— The request —
Format the material starting at the line containing "Patent image size: (1023, 982)." and ending at the line containing "The input shaft IS is at (575, 158)." as a numbered list, skipping any blank lines.

— Information provided —
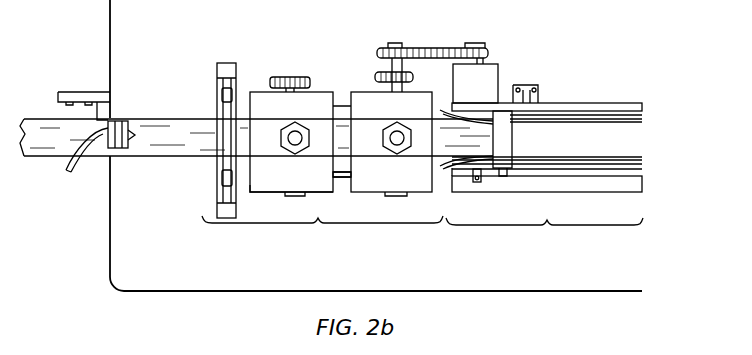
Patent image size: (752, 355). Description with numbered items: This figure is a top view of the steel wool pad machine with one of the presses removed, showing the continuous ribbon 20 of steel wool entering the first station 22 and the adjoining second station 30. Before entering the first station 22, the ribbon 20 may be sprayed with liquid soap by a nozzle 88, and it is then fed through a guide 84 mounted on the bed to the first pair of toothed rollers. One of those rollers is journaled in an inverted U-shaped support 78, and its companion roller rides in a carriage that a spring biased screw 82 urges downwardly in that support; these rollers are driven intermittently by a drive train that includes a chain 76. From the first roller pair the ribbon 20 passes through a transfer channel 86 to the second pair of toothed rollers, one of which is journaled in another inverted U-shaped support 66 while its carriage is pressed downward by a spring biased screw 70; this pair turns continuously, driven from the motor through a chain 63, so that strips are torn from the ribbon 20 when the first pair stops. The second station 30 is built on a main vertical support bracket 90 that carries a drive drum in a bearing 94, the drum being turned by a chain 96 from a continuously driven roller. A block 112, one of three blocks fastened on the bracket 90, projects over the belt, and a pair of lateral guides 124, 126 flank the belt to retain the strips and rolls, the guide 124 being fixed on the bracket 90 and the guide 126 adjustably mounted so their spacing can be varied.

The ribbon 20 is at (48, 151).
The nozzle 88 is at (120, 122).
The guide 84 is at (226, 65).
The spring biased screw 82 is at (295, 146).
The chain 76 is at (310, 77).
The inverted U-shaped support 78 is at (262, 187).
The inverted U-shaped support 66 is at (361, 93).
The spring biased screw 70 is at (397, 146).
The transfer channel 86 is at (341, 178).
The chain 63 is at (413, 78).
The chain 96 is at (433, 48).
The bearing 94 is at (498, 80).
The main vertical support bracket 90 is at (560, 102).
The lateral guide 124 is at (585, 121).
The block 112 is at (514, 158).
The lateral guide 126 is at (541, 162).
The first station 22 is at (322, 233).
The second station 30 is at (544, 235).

==

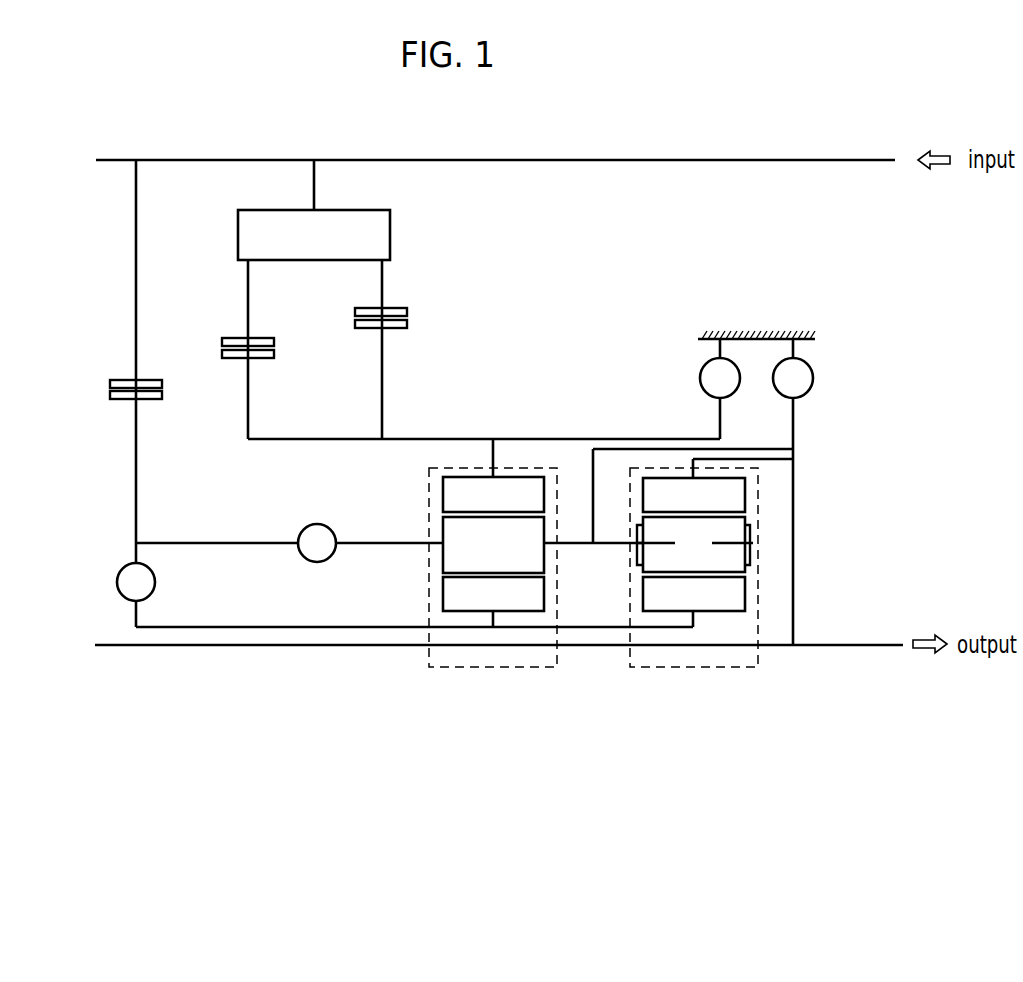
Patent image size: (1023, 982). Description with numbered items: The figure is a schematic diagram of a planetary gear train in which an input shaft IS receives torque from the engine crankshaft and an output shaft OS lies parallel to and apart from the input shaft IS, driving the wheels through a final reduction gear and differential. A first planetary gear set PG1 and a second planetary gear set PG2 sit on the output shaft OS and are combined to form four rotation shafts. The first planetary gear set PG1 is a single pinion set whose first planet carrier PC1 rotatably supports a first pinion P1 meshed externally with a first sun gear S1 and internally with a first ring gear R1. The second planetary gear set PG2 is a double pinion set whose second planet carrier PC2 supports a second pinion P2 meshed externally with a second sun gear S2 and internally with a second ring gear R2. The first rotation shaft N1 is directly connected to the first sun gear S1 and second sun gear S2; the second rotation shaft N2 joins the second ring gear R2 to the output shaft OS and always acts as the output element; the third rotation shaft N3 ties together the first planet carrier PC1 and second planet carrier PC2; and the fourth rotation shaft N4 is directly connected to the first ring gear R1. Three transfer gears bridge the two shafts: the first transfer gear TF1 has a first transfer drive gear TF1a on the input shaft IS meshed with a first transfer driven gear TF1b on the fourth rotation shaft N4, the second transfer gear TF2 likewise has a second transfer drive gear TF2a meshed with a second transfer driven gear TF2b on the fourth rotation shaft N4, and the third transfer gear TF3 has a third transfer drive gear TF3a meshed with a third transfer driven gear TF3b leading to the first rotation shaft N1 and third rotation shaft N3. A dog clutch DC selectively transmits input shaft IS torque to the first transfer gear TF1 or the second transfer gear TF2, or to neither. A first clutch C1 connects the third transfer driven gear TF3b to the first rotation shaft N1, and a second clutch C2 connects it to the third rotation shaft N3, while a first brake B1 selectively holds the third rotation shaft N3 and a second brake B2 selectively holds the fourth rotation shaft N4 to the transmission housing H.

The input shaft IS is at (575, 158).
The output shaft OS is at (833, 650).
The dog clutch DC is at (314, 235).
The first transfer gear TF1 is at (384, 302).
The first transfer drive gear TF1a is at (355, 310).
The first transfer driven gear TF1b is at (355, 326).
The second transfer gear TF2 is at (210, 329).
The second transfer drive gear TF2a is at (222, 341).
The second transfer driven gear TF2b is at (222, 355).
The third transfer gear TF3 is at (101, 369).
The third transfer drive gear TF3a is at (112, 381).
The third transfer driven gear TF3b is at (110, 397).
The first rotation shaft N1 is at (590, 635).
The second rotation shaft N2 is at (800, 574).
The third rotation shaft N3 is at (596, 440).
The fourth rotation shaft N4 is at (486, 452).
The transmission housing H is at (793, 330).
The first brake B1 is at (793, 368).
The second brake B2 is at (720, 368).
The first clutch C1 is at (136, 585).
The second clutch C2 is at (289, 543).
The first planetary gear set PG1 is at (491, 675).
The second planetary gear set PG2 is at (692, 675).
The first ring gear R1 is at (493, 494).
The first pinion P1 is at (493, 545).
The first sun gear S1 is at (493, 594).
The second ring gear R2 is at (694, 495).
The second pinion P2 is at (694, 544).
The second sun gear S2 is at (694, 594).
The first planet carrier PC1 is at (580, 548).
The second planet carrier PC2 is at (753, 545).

==

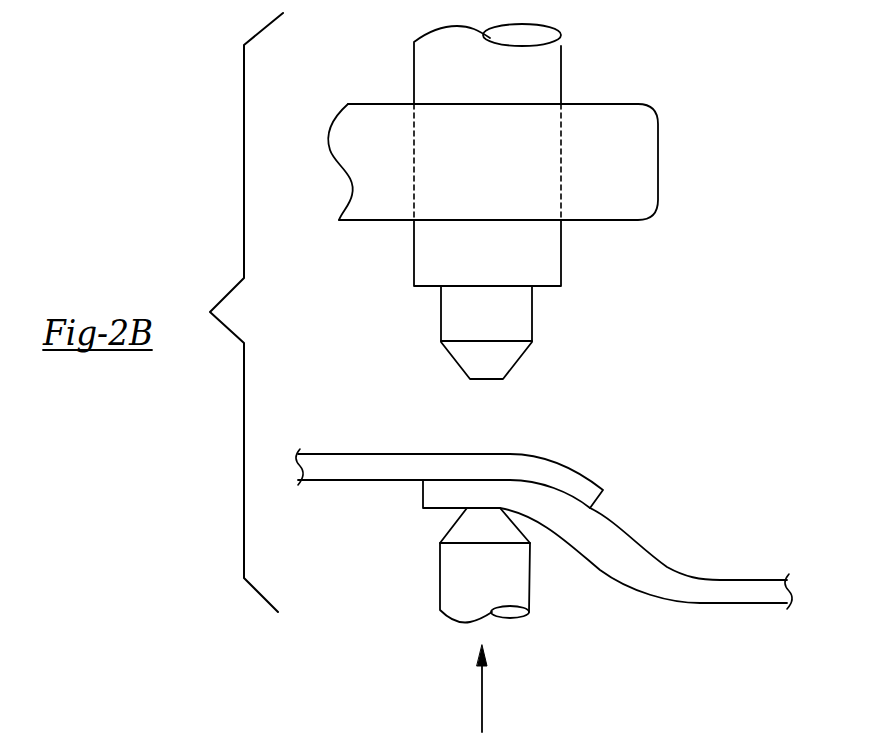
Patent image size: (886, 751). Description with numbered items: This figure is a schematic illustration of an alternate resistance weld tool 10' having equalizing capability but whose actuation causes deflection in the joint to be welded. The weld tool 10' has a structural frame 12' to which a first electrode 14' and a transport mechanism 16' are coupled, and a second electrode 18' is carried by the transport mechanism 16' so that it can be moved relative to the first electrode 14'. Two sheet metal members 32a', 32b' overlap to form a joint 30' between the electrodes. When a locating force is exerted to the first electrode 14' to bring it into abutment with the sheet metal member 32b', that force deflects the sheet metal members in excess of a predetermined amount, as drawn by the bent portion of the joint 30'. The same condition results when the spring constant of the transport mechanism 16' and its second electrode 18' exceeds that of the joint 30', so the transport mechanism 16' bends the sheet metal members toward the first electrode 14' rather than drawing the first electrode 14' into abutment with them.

— Response to the exercise —
1. Patent image size: (1023, 982). Description with numbered items: The figure is a schematic diagram of a planetary gear train in which an input shaft IS receives torque from the engine crankshaft and an output shaft OS lies parallel to and apart from the input shaft IS, driving the wheels through a final reduction gear and differential. A first planetary gear set PG1 and a second planetary gear set PG2 sit on the output shaft OS and are combined to form four rotation shafts. The first planetary gear set PG1 is a single pinion set whose first planet carrier PC1 rotatably supports a first pinion P1 meshed externally with a first sun gear S1 and internally with a first ring gear R1. The second planetary gear set PG2 is a double pinion set whose second planet carrier PC2 supports a second pinion P2 meshed externally with a second sun gear S2 and internally with a second ring gear R2. The first rotation shaft N1 is directly connected to the first sun gear S1 and second sun gear S2; the second rotation shaft N2 joins the second ring gear R2 to the output shaft OS and always acts as the output element; the third rotation shaft N3 ties together the first planet carrier PC1 and second planet carrier PC2; and the fourth rotation shaft N4 is directly connected to the first ring gear R1. Three transfer gears bridge the two shafts: the first transfer gear TF1 has a first transfer drive gear TF1a on the input shaft IS meshed with a first transfer driven gear TF1b on the fourth rotation shaft N4, the second transfer gear TF2 likewise has a second transfer drive gear TF2a meshed with a second transfer driven gear TF2b on the fourth rotation shaft N4, and the third transfer gear TF3 has a third transfer drive gear TF3a meshed with a third transfer driven gear TF3b leading to the first rotation shaft N1 and third rotation shaft N3. A dog clutch DC selectively transmits input shaft IS torque to the first transfer gear TF1 or the second transfer gear TF2, or to neither. A first clutch C1 connects the third transfer driven gear TF3b to the first rotation shaft N1, and a second clutch C2 connects it to the third rotation shaft N3, while a first brake B1 selectively holds the third rotation shaft N3 and a second brake B2 selectively holds the fourth rotation shaft N4 to the transmission housing H.
2. The input shaft IS is at (575, 158).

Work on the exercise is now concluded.